| Task directions |
Without the pictures, return each record as it appears.

(Stored records)
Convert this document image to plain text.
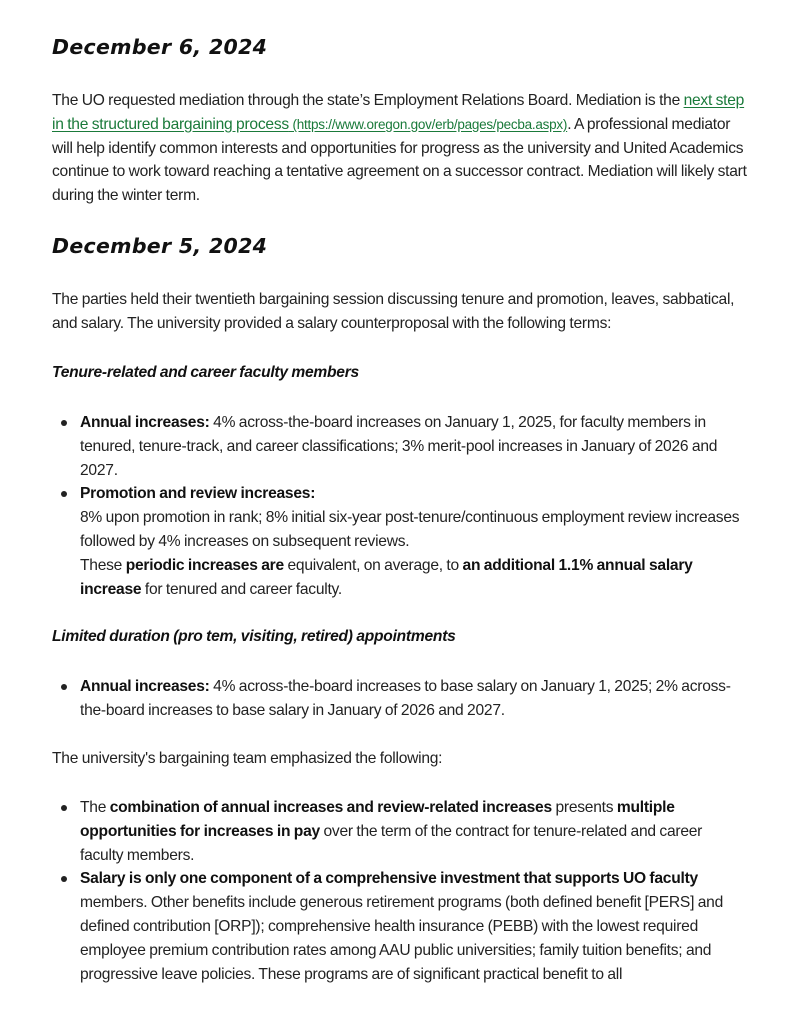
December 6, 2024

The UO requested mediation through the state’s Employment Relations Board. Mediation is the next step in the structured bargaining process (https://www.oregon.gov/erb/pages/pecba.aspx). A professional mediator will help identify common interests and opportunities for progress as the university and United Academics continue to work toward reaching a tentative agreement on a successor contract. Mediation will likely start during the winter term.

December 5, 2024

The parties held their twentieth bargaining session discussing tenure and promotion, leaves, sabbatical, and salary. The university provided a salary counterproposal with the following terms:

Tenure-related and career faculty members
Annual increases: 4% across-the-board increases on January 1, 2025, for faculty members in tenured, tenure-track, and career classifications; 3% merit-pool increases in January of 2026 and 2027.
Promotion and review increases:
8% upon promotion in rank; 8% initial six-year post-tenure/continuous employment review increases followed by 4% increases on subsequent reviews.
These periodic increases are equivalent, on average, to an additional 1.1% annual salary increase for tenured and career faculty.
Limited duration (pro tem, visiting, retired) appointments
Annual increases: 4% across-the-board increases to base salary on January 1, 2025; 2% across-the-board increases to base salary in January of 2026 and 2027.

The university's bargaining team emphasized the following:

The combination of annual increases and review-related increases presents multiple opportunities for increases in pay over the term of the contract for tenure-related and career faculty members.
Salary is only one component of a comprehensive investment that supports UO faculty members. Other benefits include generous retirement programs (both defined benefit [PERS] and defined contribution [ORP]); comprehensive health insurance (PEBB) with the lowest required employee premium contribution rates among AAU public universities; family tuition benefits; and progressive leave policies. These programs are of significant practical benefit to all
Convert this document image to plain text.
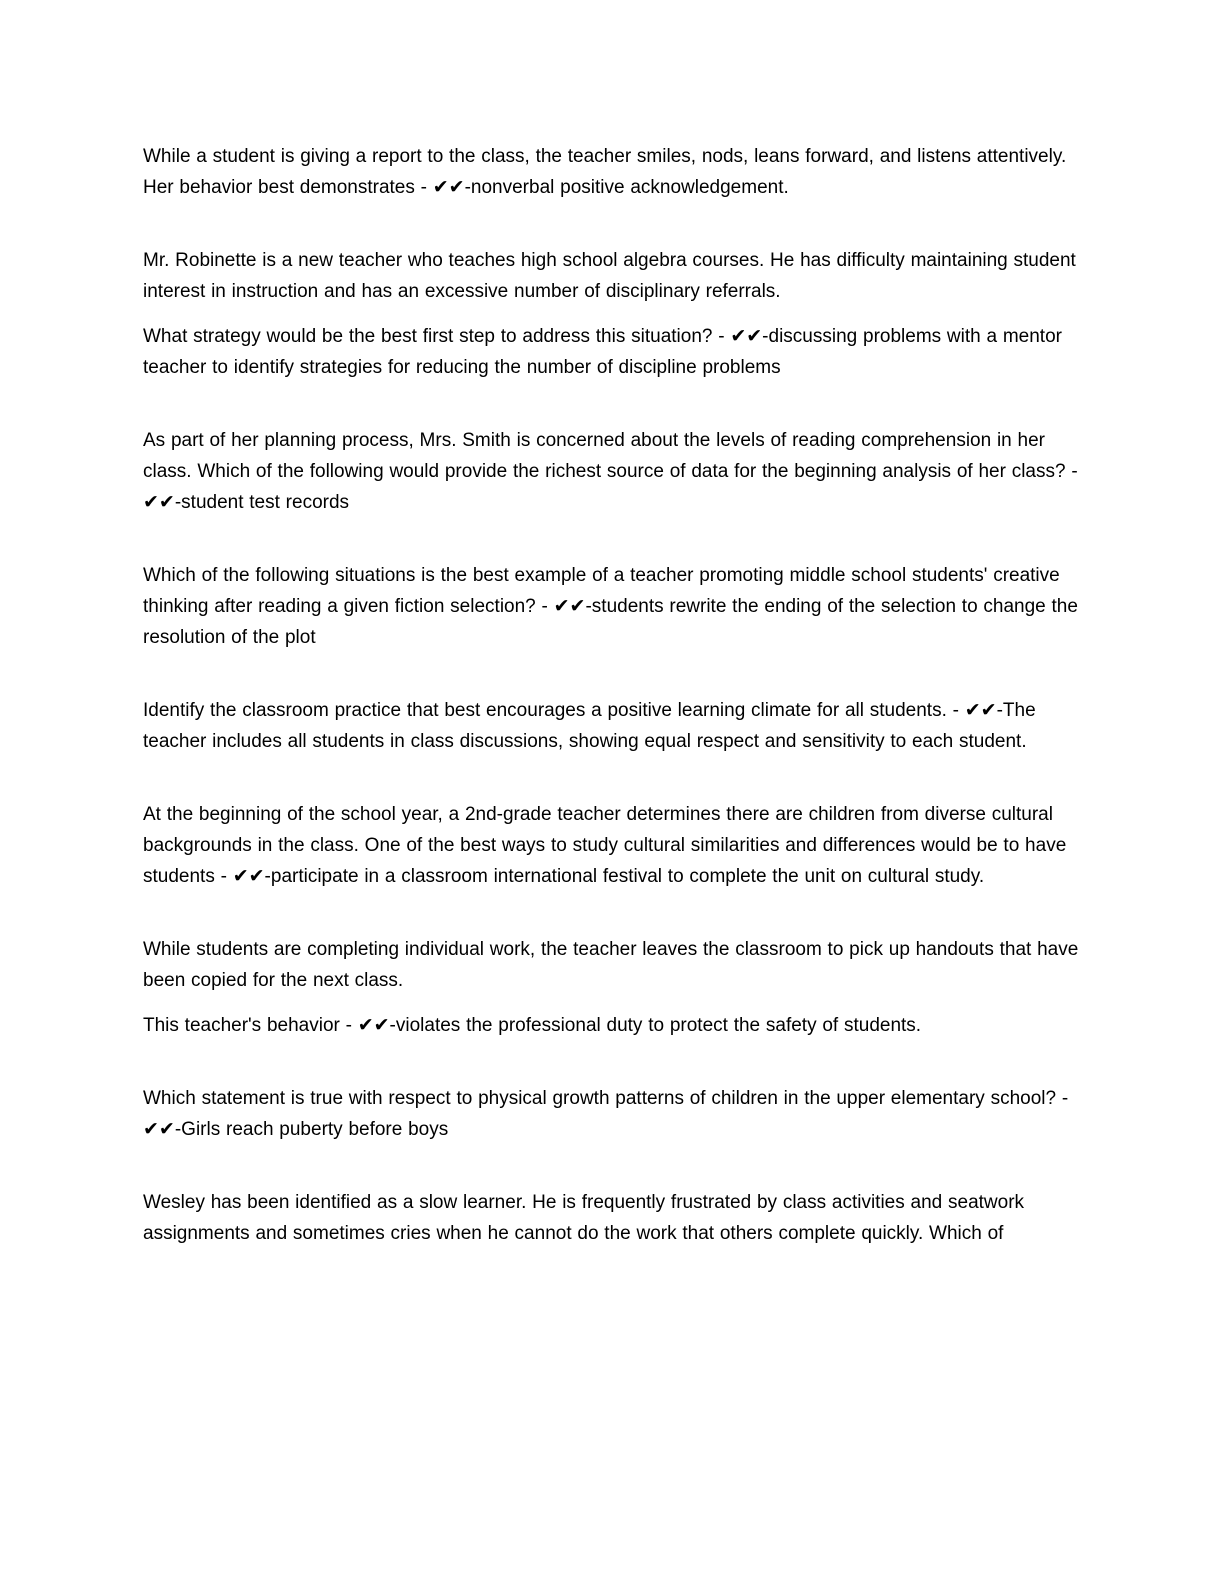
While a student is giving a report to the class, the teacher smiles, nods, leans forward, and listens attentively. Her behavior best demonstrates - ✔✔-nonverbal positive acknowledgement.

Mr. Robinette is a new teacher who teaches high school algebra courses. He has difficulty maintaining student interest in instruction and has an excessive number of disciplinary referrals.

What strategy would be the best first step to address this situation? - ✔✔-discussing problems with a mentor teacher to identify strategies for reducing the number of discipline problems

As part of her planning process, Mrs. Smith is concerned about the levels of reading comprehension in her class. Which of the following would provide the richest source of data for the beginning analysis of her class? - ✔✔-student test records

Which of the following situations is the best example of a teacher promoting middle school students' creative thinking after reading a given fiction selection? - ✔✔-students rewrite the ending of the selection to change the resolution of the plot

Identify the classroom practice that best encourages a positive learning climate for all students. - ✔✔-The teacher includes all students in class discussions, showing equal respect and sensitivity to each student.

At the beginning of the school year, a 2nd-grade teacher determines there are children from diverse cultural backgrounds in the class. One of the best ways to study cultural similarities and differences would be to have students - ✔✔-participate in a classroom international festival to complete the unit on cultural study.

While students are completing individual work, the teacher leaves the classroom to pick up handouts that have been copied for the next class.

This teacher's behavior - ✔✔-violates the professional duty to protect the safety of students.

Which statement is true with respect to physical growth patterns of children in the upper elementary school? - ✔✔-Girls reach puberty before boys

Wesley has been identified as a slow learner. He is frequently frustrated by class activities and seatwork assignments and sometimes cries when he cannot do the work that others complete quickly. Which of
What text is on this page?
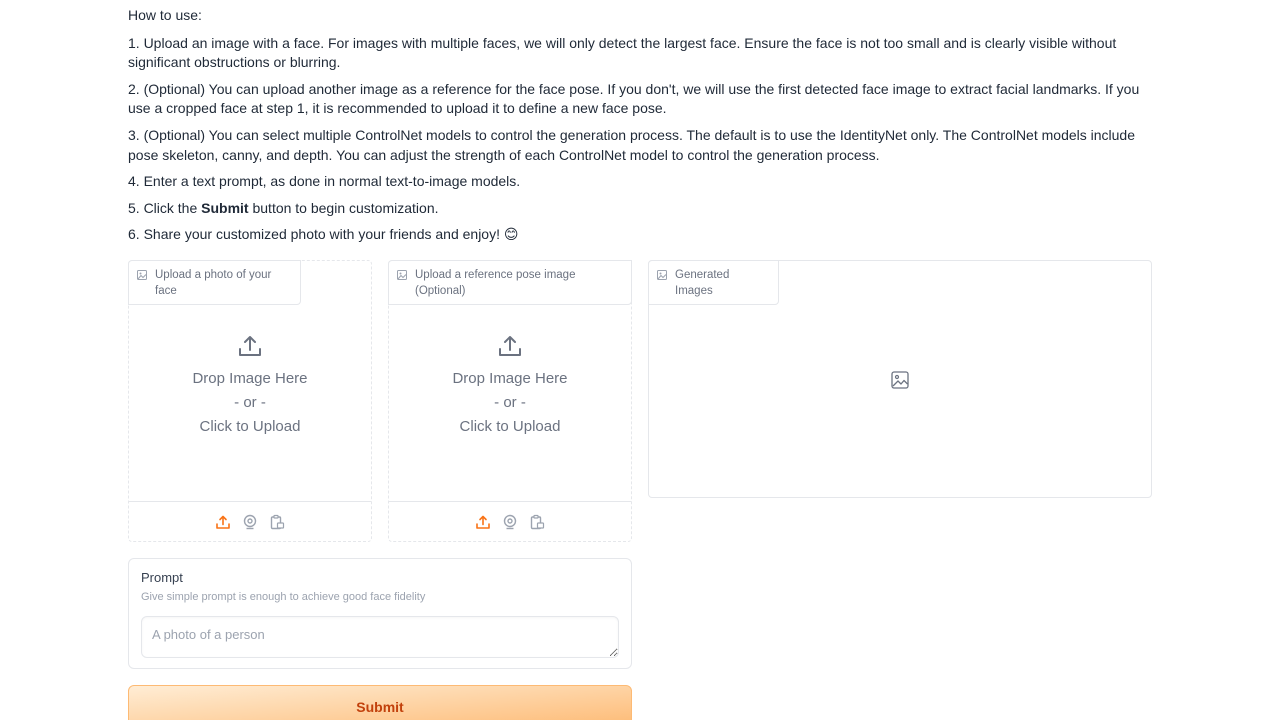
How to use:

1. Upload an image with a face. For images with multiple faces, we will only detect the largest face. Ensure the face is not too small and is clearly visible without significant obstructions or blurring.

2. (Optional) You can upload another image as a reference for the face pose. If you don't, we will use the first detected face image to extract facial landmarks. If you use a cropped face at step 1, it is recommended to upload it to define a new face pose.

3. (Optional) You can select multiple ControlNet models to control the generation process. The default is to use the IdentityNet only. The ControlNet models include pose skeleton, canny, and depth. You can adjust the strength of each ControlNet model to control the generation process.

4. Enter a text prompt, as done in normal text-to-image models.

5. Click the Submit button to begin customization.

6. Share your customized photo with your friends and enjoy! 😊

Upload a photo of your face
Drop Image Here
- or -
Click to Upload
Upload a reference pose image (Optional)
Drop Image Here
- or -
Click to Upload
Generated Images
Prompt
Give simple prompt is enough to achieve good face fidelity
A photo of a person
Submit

| The completed task |
Convert this document image to plain text.
December 6, 2024

The UO requested mediation through the state’s Employment Relations Board. Mediation is the next step in the structured bargaining process (https://www.oregon.gov/erb/pages/pecba.aspx). A professional mediator will help identify common interests and opportunities for progress as the university and United Academics continue to work toward reaching a tentative agreement on a successor contract. Mediation will likely start during the winter term.

December 5, 2024

The parties held their twentieth bargaining session discussing tenure and promotion, leaves, sabbatical, and salary. The university provided a salary counterproposal with the following terms:

Tenure-related and career faculty members
Annual increases: 4% across-the-board increases on January 1, 2025, for faculty members in tenured, tenure-track, and career classifications; 3% merit-pool increases in January of 2026 and 2027.
Promotion and review increases:
8% upon promotion in rank; 8% initial six-year post-tenure/continuous employment review increases followed by 4% increases on subsequent reviews.
These periodic increases are equivalent, on average, to an additional 1.1% annual salary increase for tenured and career faculty.
Limited duration (pro tem, visiting, retired) appointments
Annual increases: 4% across-the-board increases to base salary on January 1, 2025; 2% across-the-board increases to base salary in January of 2026 and 2027.

The university's bargaining team emphasized the following:

The combination of annual increases and review-related increases presents multiple opportunities for increases in pay over the term of the contract for tenure-related and career faculty members.
Salary is only one component of a comprehensive investment that supports UO faculty members. Other benefits include generous retirement programs (both defined benefit [PERS] and defined contribution [ORP]); comprehensive health insurance (PEBB) with the lowest required employee premium contribution rates among AAU public universities; family tuition benefits; and progressive leave policies. These programs are of significant practical benefit to all
Convert this document image to plain text.
While a student is giving a report to the class, the teacher smiles, nods, leans forward, and listens attentively. Her behavior best demonstrates - ✔✔-nonverbal positive acknowledgement.

Mr. Robinette is a new teacher who teaches high school algebra courses. He has difficulty maintaining student interest in instruction and has an excessive number of disciplinary referrals.

What strategy would be the best first step to address this situation? - ✔✔-discussing problems with a mentor teacher to identify strategies for reducing the number of discipline problems

As part of her planning process, Mrs. Smith is concerned about the levels of reading comprehension in her class. Which of the following would provide the richest source of data for the beginning analysis of her class? - ✔✔-student test records

Which of the following situations is the best example of a teacher promoting middle school students' creative thinking after reading a given fiction selection? - ✔✔-students rewrite the ending of the selection to change the resolution of the plot

Identify the classroom practice that best encourages a positive learning climate for all students. - ✔✔-The teacher includes all students in class discussions, showing equal respect and sensitivity to each student.

At the beginning of the school year, a 2nd-grade teacher determines there are children from diverse cultural backgrounds in the class. One of the best ways to study cultural similarities and differences would be to have students - ✔✔-participate in a classroom international festival to complete the unit on cultural study.

While students are completing individual work, the teacher leaves the classroom to pick up handouts that have been copied for the next class.

This teacher's behavior - ✔✔-violates the professional duty to protect the safety of students.

Which statement is true with respect to physical growth patterns of children in the upper elementary school? - ✔✔-Girls reach puberty before boys

Wesley has been identified as a slow learner. He is frequently frustrated by class activities and seatwork assignments and sometimes cries when he cannot do the work that others complete quickly. Which of
What text is on this page?
How to use:

1. Upload an image with a face. For images with multiple faces, we will only detect the largest face. Ensure the face is not too small and is clearly visible without significant obstructions or blurring.

2. (Optional) You can upload another image as a reference for the face pose. If you don't, we will use the first detected face image to extract facial landmarks. If you use a cropped face at step 1, it is recommended to upload it to define a new face pose.

3. (Optional) You can select multiple ControlNet models to control the generation process. The default is to use the IdentityNet only. The ControlNet models include pose skeleton, canny, and depth. You can adjust the strength of each ControlNet model to control the generation process.

4. Enter a text prompt, as done in normal text-to-image models.

5. Click the Submit button to begin customization.

6. Share your customized photo with your friends and enjoy! 😊

Upload a photo of your face
Drop Image Here
- or -
Click to Upload
Upload a reference pose image (Optional)
Drop Image Here
- or -
Click to Upload
Generated Images
Prompt
Give simple prompt is enough to achieve good face fidelity
A photo of a person
Submit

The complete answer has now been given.